• [Excerpted records]:
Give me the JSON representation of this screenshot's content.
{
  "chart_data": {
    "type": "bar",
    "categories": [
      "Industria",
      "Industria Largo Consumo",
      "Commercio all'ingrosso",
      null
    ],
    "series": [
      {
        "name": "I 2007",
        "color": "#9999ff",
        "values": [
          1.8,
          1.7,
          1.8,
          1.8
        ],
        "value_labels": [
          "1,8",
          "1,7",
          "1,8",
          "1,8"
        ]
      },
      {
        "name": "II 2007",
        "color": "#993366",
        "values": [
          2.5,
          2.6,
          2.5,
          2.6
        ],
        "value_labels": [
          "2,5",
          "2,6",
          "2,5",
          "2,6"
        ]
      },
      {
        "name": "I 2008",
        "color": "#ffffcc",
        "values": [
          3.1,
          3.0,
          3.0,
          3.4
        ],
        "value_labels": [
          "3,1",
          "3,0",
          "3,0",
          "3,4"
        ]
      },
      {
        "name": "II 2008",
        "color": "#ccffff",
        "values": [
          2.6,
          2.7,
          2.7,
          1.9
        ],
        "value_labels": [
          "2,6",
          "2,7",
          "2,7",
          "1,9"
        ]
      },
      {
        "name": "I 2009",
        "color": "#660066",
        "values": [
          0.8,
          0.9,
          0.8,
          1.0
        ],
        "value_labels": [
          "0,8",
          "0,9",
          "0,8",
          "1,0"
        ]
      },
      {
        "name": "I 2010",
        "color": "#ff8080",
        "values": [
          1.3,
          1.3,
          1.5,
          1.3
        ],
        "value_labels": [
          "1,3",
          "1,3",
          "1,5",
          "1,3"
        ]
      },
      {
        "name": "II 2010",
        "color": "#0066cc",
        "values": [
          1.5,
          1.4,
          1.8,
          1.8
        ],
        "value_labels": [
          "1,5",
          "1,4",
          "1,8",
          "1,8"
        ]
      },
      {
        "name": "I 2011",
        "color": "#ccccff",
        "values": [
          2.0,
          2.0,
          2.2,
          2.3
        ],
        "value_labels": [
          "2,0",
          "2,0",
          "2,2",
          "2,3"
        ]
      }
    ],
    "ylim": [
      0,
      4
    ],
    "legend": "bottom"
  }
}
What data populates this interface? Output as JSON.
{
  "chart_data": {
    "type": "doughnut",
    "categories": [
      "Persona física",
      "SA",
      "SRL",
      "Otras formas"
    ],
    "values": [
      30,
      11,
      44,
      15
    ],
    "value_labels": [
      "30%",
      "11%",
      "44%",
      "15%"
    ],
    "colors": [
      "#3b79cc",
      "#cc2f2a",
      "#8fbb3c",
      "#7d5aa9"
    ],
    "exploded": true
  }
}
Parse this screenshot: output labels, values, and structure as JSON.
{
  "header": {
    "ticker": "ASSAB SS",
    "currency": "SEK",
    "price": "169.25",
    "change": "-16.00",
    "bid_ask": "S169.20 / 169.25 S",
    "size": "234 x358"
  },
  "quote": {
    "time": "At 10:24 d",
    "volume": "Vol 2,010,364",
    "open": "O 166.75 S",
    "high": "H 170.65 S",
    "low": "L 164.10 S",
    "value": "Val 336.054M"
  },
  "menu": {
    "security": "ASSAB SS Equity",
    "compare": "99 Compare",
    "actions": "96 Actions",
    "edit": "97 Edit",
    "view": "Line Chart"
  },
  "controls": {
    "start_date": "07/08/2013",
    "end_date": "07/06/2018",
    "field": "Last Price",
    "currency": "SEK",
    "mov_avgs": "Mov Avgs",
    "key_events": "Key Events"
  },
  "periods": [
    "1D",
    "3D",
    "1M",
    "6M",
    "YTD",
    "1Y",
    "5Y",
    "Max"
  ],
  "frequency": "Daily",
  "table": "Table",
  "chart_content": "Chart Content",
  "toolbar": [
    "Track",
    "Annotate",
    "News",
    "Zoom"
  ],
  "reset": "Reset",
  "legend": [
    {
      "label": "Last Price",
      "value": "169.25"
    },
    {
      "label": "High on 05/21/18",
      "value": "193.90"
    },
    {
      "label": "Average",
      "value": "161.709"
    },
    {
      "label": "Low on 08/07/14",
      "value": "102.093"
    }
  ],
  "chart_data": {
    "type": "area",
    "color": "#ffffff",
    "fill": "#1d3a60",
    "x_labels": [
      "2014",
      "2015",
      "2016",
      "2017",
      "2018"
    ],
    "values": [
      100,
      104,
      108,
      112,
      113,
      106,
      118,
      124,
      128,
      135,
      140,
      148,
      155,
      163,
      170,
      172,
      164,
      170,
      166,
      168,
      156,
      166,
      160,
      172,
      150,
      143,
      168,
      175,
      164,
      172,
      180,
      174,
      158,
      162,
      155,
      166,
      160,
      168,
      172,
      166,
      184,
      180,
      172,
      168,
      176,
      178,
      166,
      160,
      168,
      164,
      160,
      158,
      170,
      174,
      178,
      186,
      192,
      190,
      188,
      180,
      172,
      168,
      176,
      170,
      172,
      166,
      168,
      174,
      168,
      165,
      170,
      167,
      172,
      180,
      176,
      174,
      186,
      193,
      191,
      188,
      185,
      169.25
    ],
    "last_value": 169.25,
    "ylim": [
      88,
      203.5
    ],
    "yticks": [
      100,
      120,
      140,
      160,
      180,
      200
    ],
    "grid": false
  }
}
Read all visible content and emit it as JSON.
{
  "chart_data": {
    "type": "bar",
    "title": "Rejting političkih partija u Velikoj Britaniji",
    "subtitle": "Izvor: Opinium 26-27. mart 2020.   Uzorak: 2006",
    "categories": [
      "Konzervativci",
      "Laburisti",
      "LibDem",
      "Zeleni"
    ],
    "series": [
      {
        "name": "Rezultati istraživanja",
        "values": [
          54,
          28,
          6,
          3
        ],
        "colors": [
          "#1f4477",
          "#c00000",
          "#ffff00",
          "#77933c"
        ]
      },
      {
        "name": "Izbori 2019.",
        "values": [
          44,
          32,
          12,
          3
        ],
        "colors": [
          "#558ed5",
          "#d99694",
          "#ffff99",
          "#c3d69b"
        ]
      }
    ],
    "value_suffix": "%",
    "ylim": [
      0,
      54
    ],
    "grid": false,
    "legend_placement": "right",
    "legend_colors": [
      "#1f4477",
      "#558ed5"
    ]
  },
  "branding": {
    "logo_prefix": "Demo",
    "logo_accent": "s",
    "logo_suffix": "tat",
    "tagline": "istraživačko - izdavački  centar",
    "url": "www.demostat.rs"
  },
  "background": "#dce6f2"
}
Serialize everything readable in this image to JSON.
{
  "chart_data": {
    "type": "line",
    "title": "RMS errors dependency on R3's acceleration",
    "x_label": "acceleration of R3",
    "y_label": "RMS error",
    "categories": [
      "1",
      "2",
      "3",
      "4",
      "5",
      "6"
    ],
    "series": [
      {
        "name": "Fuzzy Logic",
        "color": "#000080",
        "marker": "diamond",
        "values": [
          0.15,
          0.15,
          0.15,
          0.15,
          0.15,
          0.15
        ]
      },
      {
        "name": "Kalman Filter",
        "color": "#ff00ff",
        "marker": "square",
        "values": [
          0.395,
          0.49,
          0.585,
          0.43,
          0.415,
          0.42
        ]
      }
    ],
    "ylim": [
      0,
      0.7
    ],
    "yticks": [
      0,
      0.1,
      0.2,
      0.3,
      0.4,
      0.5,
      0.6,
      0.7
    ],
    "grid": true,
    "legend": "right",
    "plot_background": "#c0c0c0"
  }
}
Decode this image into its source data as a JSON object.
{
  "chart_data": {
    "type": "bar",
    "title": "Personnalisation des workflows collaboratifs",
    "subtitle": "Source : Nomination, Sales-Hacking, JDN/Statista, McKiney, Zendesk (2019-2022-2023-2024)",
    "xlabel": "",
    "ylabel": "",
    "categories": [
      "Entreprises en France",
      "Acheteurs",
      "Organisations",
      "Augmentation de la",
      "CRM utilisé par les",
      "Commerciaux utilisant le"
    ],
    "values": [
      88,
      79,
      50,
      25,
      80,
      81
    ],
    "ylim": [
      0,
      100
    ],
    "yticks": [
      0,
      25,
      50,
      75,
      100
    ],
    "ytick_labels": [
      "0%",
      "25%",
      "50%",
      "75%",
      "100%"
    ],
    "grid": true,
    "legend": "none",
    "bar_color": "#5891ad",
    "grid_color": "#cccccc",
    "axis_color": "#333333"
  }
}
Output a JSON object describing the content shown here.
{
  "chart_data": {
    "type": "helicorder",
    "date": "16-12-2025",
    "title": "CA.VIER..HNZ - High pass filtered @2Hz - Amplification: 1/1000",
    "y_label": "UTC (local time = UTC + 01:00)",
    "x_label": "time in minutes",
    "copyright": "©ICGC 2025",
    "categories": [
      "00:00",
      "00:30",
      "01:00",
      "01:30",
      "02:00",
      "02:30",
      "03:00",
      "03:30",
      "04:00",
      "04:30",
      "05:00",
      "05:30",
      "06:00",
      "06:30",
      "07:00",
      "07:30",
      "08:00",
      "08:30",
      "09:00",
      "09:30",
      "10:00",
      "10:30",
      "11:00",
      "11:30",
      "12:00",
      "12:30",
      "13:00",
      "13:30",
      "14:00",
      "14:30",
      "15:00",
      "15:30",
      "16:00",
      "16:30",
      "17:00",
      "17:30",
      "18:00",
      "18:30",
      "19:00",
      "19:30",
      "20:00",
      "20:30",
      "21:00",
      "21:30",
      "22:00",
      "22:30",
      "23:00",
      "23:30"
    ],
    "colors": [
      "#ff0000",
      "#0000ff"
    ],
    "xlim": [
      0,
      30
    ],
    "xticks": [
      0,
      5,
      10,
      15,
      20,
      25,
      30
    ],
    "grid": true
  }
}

• [Requirement]: Determine how many lines above contain "time" as a word or string. Give the number alone.

• [Exercise answer]: 3